* [Input for this task]
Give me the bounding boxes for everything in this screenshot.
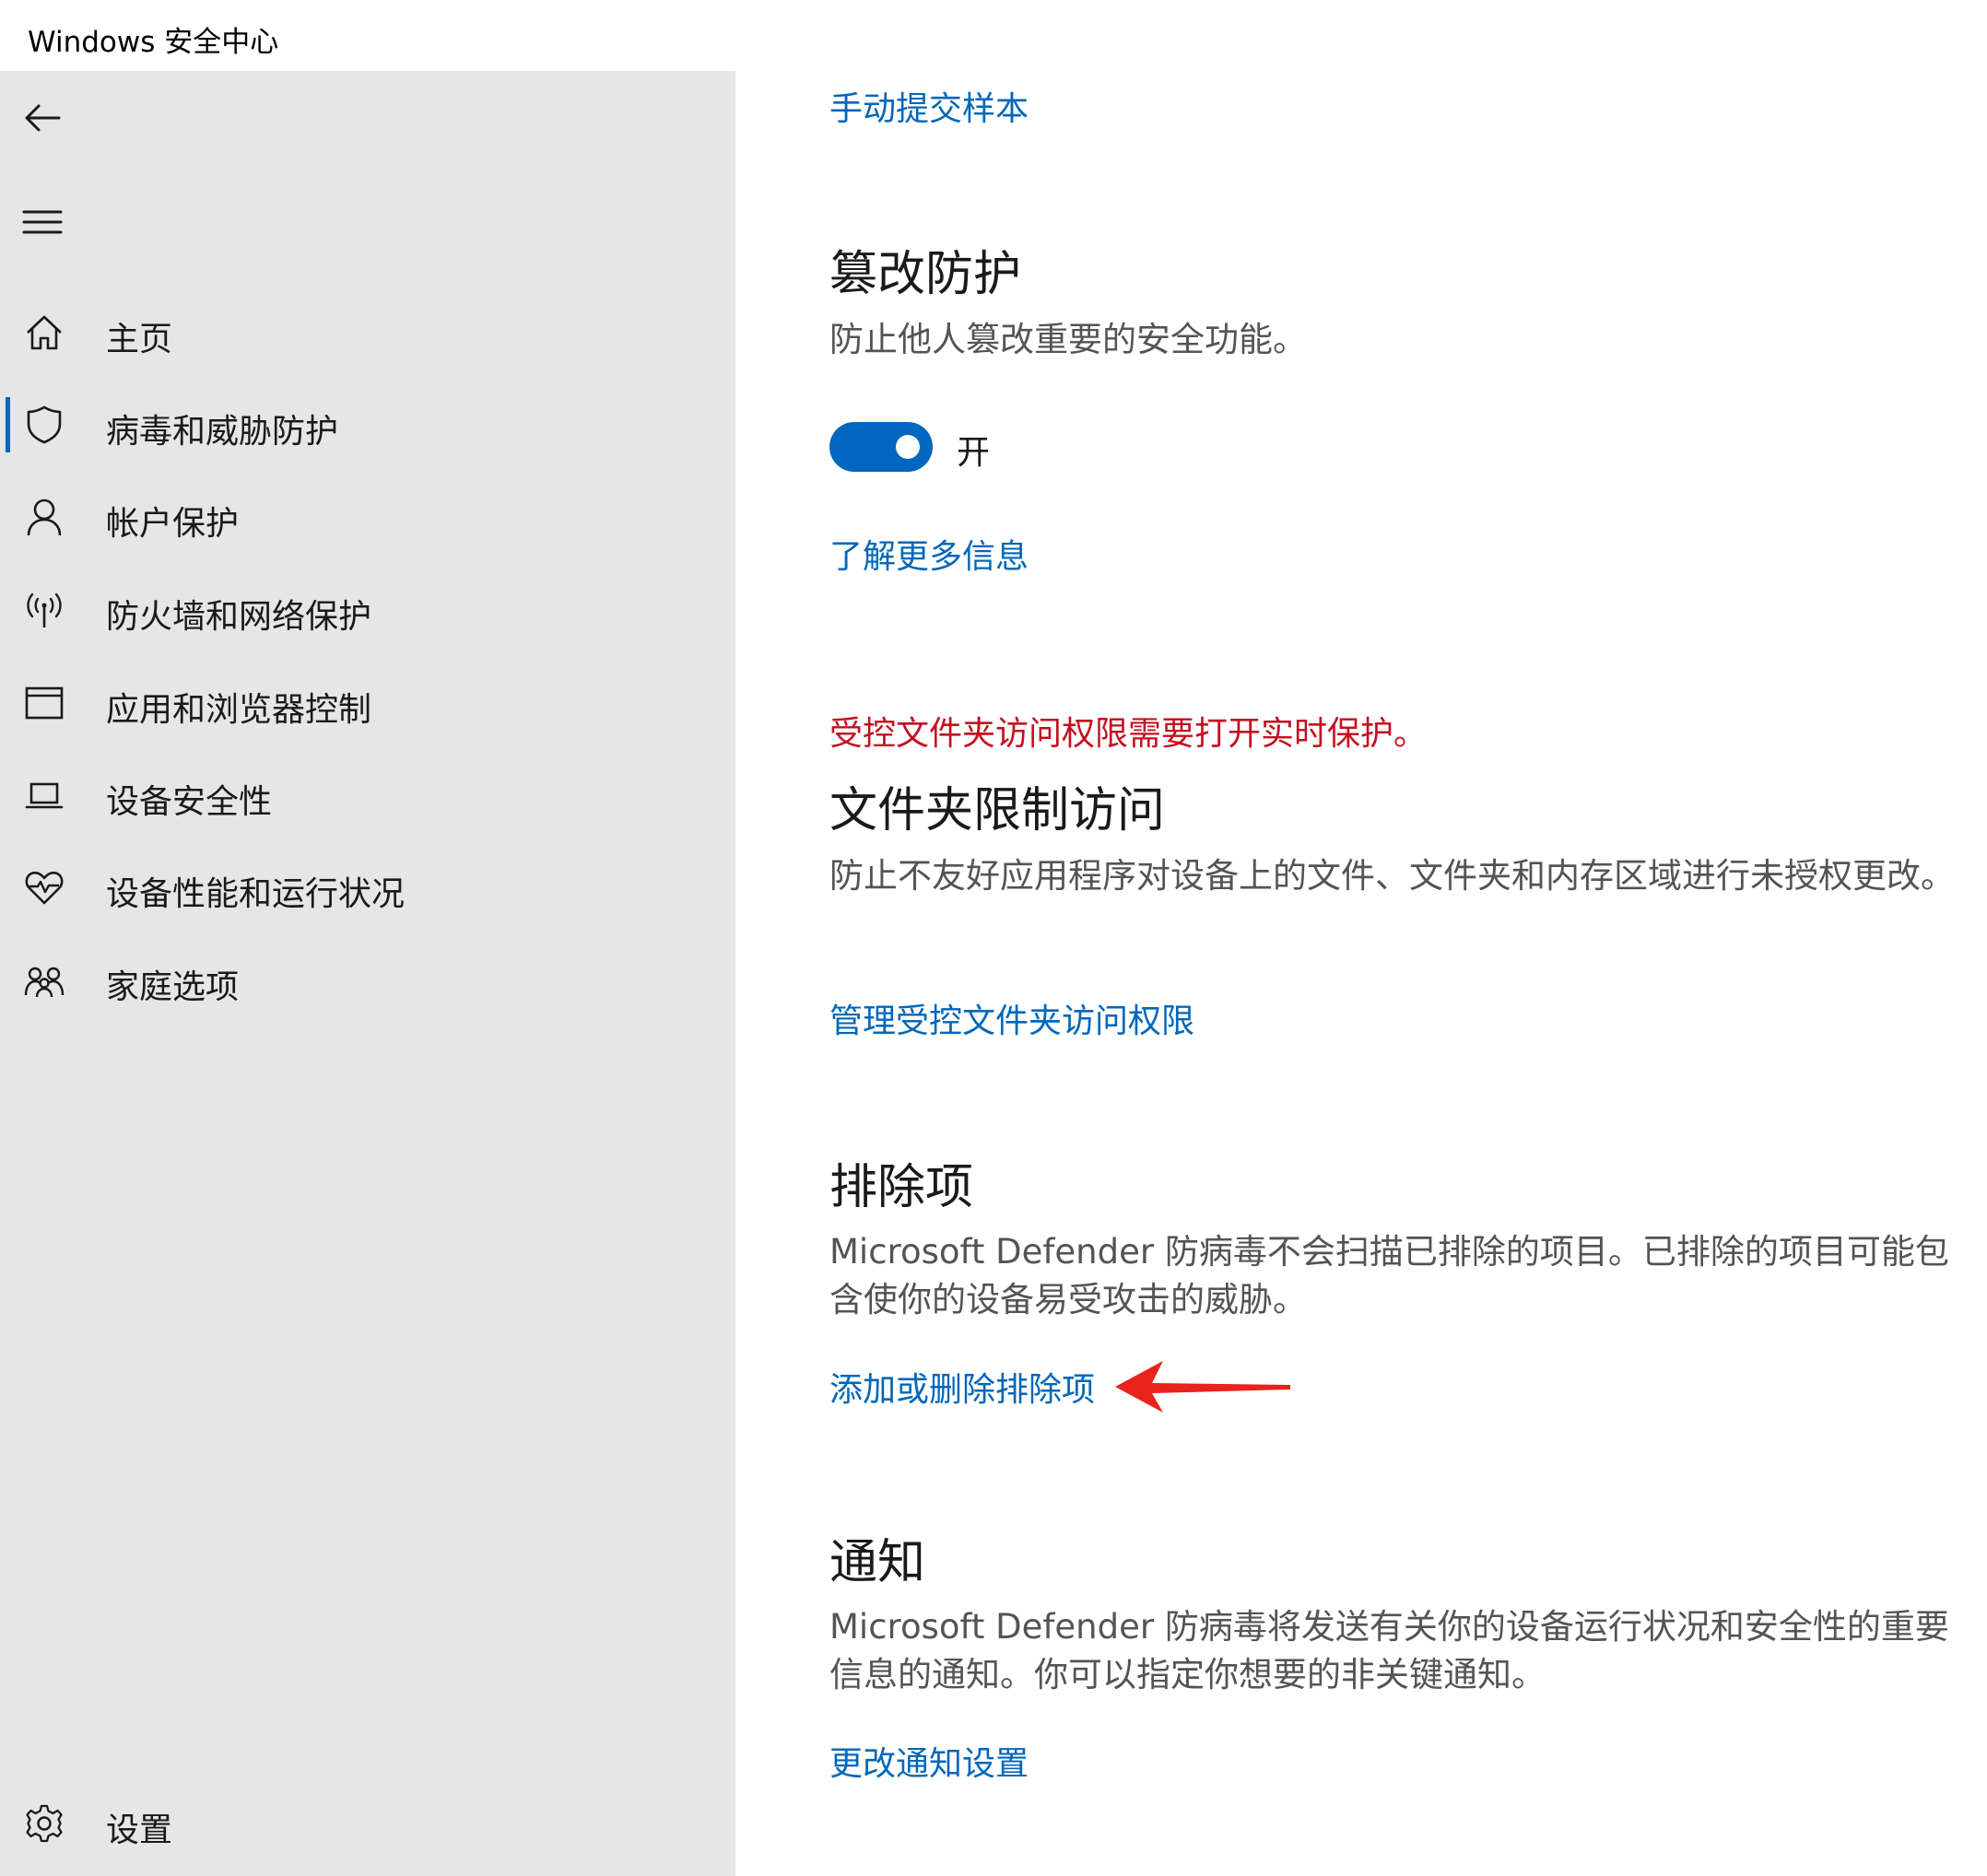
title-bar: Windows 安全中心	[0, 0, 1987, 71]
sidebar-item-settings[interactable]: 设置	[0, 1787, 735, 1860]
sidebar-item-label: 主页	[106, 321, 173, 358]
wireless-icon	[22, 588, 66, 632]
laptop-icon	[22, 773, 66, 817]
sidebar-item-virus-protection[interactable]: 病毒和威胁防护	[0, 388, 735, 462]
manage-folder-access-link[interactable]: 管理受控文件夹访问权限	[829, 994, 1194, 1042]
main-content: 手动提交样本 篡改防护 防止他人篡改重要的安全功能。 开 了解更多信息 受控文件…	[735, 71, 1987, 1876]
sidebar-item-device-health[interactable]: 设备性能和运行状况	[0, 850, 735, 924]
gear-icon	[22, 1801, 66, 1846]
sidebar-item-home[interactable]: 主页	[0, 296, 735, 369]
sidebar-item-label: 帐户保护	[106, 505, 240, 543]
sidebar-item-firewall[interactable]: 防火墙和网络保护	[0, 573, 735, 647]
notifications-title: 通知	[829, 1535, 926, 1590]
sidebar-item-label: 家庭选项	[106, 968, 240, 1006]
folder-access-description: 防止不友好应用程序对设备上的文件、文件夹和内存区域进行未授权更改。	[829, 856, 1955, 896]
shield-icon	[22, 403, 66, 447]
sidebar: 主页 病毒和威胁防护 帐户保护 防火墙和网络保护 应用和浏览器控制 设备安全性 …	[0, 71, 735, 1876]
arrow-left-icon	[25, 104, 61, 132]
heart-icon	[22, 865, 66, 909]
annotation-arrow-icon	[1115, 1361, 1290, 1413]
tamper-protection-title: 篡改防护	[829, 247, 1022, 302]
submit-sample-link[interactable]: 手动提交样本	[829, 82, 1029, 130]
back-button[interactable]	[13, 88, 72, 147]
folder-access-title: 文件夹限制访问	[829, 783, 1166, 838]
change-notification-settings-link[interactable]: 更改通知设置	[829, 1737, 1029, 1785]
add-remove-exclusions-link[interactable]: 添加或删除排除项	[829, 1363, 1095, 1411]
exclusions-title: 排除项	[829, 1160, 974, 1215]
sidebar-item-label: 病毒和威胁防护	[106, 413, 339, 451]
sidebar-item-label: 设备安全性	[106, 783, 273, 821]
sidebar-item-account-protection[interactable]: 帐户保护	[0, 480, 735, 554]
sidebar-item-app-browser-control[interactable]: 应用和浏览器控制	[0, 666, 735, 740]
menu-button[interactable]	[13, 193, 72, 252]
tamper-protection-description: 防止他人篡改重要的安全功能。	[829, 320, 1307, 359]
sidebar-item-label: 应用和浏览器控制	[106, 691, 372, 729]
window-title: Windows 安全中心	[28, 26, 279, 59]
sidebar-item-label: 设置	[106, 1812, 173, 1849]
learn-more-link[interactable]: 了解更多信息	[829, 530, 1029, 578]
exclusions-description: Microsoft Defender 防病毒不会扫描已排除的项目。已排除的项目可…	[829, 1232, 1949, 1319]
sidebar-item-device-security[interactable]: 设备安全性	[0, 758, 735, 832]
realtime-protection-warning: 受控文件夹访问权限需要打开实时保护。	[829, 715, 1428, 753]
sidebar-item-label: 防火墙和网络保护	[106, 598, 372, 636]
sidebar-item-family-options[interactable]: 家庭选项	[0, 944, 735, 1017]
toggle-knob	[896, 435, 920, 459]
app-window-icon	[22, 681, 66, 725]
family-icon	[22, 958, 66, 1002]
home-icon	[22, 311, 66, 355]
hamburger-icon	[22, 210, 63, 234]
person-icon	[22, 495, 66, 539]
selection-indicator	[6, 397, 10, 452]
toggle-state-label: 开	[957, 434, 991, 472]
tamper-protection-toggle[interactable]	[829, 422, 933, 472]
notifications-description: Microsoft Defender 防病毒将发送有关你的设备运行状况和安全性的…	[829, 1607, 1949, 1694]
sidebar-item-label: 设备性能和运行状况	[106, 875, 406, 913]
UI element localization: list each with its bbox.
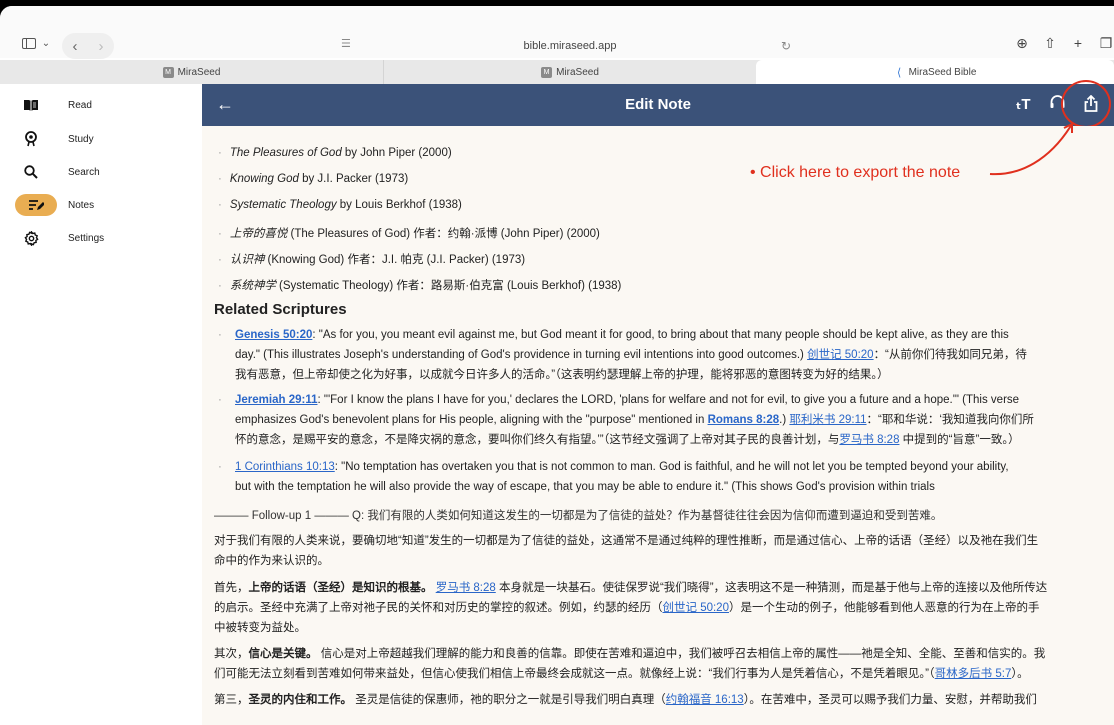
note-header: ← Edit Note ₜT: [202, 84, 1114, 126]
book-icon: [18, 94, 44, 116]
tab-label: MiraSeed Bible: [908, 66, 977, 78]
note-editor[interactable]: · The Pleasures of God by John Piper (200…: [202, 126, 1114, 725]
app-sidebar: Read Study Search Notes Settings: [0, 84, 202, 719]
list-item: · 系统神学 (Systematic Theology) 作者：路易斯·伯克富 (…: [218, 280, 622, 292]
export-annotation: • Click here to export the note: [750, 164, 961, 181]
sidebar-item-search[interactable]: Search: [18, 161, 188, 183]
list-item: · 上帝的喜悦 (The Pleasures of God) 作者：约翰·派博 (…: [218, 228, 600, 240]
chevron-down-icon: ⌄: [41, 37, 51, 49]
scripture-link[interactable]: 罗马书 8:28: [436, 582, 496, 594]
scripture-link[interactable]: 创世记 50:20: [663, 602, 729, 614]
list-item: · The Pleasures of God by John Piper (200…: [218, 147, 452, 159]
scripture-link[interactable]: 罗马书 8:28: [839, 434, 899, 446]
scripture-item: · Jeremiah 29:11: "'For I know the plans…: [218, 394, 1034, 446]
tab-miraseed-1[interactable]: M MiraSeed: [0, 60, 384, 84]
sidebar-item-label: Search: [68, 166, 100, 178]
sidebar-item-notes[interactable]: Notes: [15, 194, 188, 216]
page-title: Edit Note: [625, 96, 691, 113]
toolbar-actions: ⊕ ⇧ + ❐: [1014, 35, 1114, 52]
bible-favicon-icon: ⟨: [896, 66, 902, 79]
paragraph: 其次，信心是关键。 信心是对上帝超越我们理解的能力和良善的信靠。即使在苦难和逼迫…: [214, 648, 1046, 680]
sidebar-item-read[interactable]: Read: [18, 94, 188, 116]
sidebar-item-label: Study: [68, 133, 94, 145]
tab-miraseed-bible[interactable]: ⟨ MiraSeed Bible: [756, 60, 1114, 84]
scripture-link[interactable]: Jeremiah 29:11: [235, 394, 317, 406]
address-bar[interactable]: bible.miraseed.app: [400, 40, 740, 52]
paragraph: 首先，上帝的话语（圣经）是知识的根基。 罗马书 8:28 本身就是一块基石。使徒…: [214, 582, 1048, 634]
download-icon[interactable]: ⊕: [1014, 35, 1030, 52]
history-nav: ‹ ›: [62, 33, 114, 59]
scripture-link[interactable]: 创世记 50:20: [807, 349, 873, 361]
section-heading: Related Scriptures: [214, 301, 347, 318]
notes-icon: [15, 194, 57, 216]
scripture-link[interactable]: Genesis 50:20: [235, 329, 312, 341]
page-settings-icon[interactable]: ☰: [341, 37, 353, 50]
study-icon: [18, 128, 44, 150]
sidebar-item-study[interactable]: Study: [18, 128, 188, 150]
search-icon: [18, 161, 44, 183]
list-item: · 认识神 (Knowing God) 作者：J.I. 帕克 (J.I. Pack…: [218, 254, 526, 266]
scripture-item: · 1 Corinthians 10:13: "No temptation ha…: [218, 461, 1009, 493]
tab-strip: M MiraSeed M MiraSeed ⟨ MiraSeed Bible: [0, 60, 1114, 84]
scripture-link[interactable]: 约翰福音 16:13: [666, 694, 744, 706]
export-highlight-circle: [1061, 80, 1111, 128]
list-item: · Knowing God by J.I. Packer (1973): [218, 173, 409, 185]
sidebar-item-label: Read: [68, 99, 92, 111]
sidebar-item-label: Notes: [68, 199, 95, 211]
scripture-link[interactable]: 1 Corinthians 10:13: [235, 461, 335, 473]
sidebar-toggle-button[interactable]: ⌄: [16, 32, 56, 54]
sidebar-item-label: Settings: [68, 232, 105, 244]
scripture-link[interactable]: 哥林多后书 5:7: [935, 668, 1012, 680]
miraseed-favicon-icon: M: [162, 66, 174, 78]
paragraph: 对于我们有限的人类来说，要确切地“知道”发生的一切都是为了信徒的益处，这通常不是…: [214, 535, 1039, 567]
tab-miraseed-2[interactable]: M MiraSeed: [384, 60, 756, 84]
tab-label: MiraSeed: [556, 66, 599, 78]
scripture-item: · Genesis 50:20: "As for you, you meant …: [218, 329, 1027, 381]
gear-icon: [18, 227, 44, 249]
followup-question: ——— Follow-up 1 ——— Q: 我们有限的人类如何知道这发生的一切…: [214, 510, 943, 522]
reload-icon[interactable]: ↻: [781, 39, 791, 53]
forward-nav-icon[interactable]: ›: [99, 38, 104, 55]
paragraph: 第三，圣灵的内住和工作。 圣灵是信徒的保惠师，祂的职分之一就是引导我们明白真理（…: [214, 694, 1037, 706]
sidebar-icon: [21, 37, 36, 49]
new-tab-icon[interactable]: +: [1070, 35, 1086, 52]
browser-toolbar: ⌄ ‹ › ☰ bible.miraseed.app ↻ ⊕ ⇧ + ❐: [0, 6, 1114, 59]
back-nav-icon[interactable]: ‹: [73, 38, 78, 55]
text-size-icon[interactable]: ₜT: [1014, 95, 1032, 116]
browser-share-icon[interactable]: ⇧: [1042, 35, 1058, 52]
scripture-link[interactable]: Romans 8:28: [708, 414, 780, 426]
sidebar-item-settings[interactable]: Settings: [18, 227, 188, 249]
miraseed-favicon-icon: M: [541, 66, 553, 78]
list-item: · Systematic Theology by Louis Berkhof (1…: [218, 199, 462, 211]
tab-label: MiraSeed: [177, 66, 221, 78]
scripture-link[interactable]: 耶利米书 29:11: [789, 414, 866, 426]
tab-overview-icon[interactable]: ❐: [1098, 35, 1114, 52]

* [What the task requires] Nothing but a number is needed: tally the lines of the listing that contain "手动提交样本".

* [Solution below] 2